_GIVEN EXERCISE_. Check each line of the material. Copy those containing "University".

(Extracted data entries)

_ _ _ _ _ _ _

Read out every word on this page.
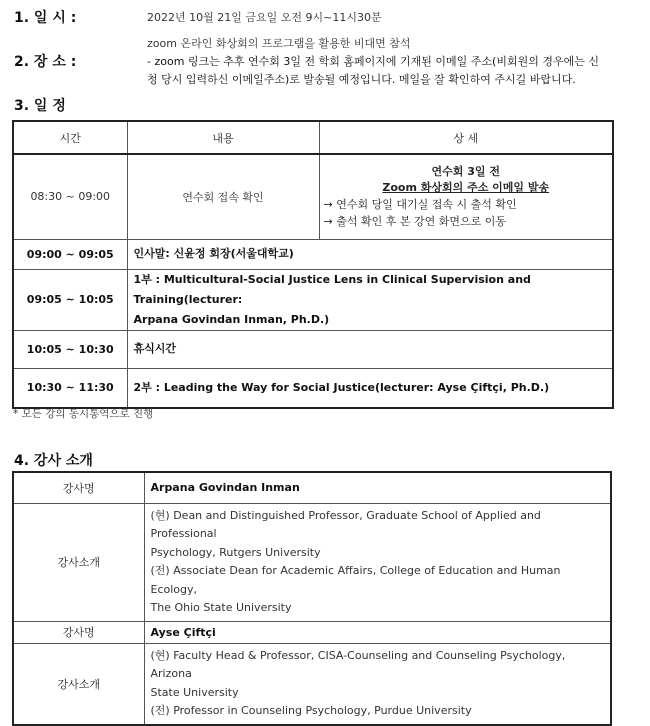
1. 일 시 :	2022년 10월 21일 금요일 오전 9시~11시30분
zoom 온라인 화상회의 프로그램을 활용한 비대면 참석
2. 장 소 :	- zoom 링크는 추후 연수회 3일 전 학회 홈페이지에 기재된 이메일 주소(비회원의 경우에는 신
청 당시 입력하신 이메일주소)로 발송될 예정입니다. 메일을 잘 확인하여 주시길 바랍니다.
3. 일 정
시간	내용	상 세
08:30 ~ 09:00	연수회 접속 확인	연수회 3일 전
Zoom 화상회의 주소 이메일 발송
→ 연수회 당일 대기실 접속 시 출석 확인
→ 출석 확인 후 본 강연 화면으로 이동

09:00 ~ 09:05	인사말: 신윤정 회장(서울대학교)	
09:05 ~ 10:05	1부 : Multicultural-Social Justice Lens in Clinical Supervision and Training(lecturer:
Arpana Govindan Inman, Ph.D.)	

10:05 ~ 10:30	휴식시간	
10:30 ~ 11:30	2부 : Leading the Way for Social Justice(lecturer: Ayse Çiftçi, Ph.D.)	
* 모든 강의 동시통역으로 진행
4. 강사 소개
강사명	Arpana Govindan Inman
강사소개	(현) Dean and Distinguished Professor, Graduate School of Applied and Professional
Psychology, Rutgers University
(전) Associate Dean for Academic Affairs, College of Education and Human Ecology,
The Ohio State University

강사명	Ayse Çiftçi
강사소개	(현) Faculty Head & Professor, CISA-Counseling and Counseling Psychology, Arizona
State University
(전) Professor in Counseling Psychology, Purdue University
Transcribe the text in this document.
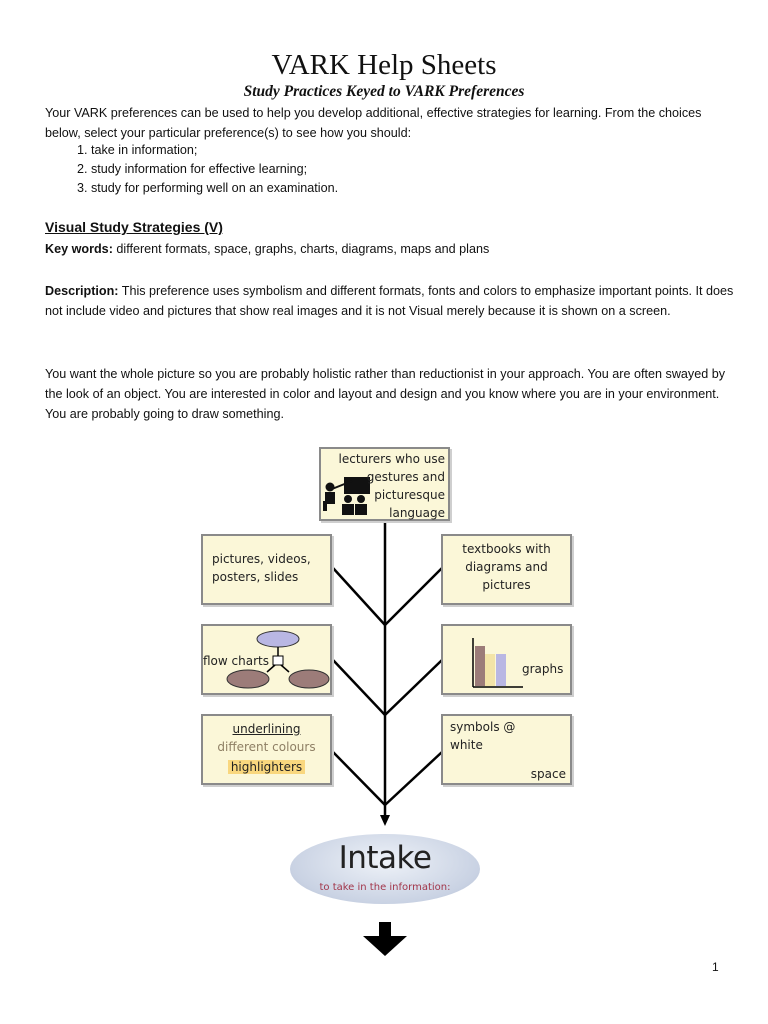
VARK Help Sheets
Study Practices Keyed to VARK Preferences
Your VARK preferences can be used to help you develop additional, effective strategies for learning. From the choices below, select your particular preference(s) to see how you should:
1. take in information;
2. study information for effective learning;
3. study for performing well on an examination.
Visual Study Strategies (V)
Key words: different formats, space, graphs, charts, diagrams, maps and plans
Description: This preference uses symbolism and different formats, fonts and colors to emphasize important points. It does not include video and pictures that show real images and it is not Visual merely because it is shown on a screen.
You want the whole picture so you are probably holistic rather than reductionist in your approach. You are often swayed by the look of an object. You are interested in color and layout and design and you know where you are in your environment. You are probably going to draw something.
lecturers who use
gestures and
picturesque
language
pictures, videos,
posters, slides
flow charts
underlining
different colours
highlighters
textbooks with
diagrams and
pictures
graphs
symbols @
white
space
Intake
to take in the information:
1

_ _ _ _ _ _ _

_TASK OUTPUT_.
Psychology, Rutgers University
The Ohio State University
State University
(전) Professor in Counseling Psychology, Purdue University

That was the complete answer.